### TASK INSTRUCTIONS
Quote the records beneath, complete and exact. Leave out images.

Saved entries
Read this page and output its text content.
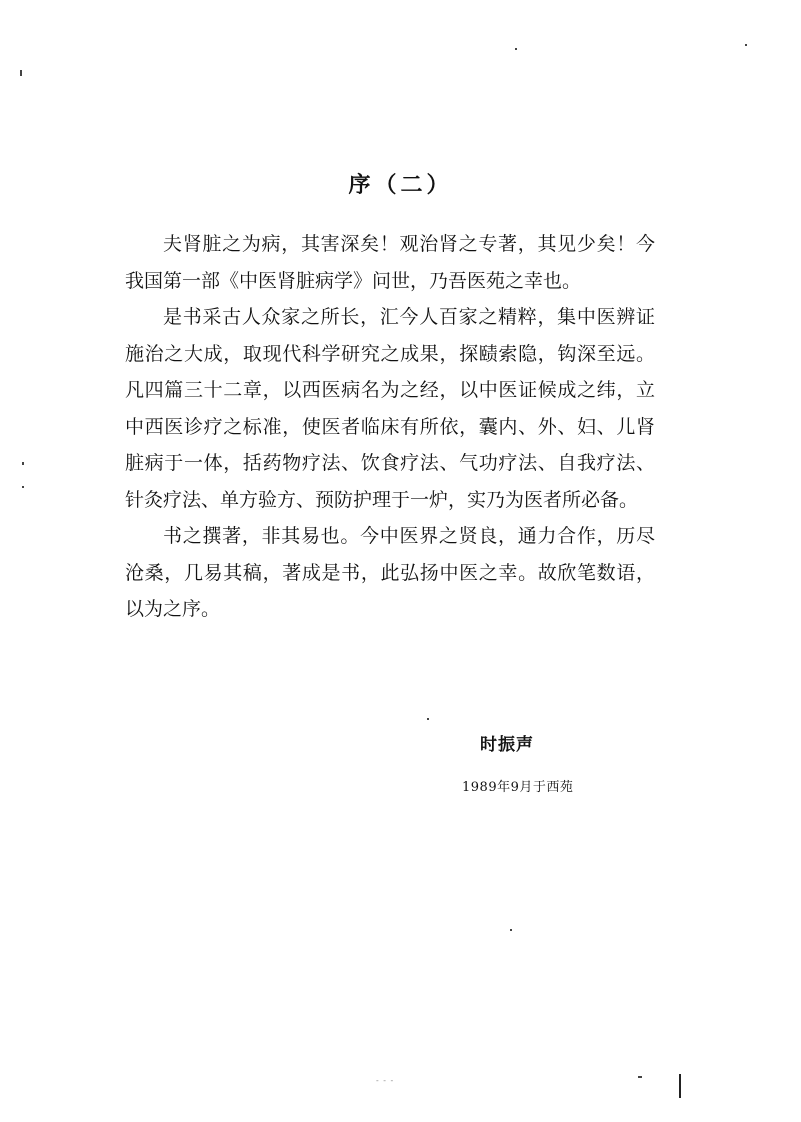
序（二）

夫肾脏之为病，其害深矣！观治肾之专著，其见少矣！今我国第一部《中医肾脏病学》问世，乃吾医苑之幸也。

是书采古人众家之所长，汇今人百家之精粹，集中医辨证施治之大成，取现代科学研究之成果，探赜索隐，钩深至远。凡四篇三十二章，以西医病名为之经，以中医证候成之纬，立中西医诊疗之标准，使医者临床有所依，囊内、外、妇、儿肾脏病于一体，括药物疗法、饮食疗法、气功疗法、自我疗法、针灸疗法、单方验方、预防护理于一炉，实乃为医者所必备。

书之撰著，非其易也。今中医界之贤良，通力合作，历尽沧桑，几易其稿，著成是书，此弘扬中医之幸。故欣笔数语，以为之序。

时振声
1989年9月于西苑
- - -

### TASK RESPONSE
Read this page and output its text content.
序（二）

夫肾脏之为病，其害深矣！观治肾之专著，其见少矣！今我国第一部《中医肾脏病学》问世，乃吾医苑之幸也。

是书采古人众家之所长，汇今人百家之精粹，集中医辨证施治之大成，取现代科学研究之成果，探赜索隐，钩深至远。凡四篇三十二章，以西医病名为之经，以中医证候成之纬，立中西医诊疗之标准，使医者临床有所依，囊内、外、妇、儿肾脏病于一体，括药物疗法、饮食疗法、气功疗法、自我疗法、针灸疗法、单方验方、预防护理于一炉，实乃为医者所必备。

书之撰著，非其易也。今中医界之贤良，通力合作，历尽沧桑，几易其稿，著成是书，此弘扬中医之幸。故欣笔数语，以为之序。

时振声
1989年9月于西苑
- - -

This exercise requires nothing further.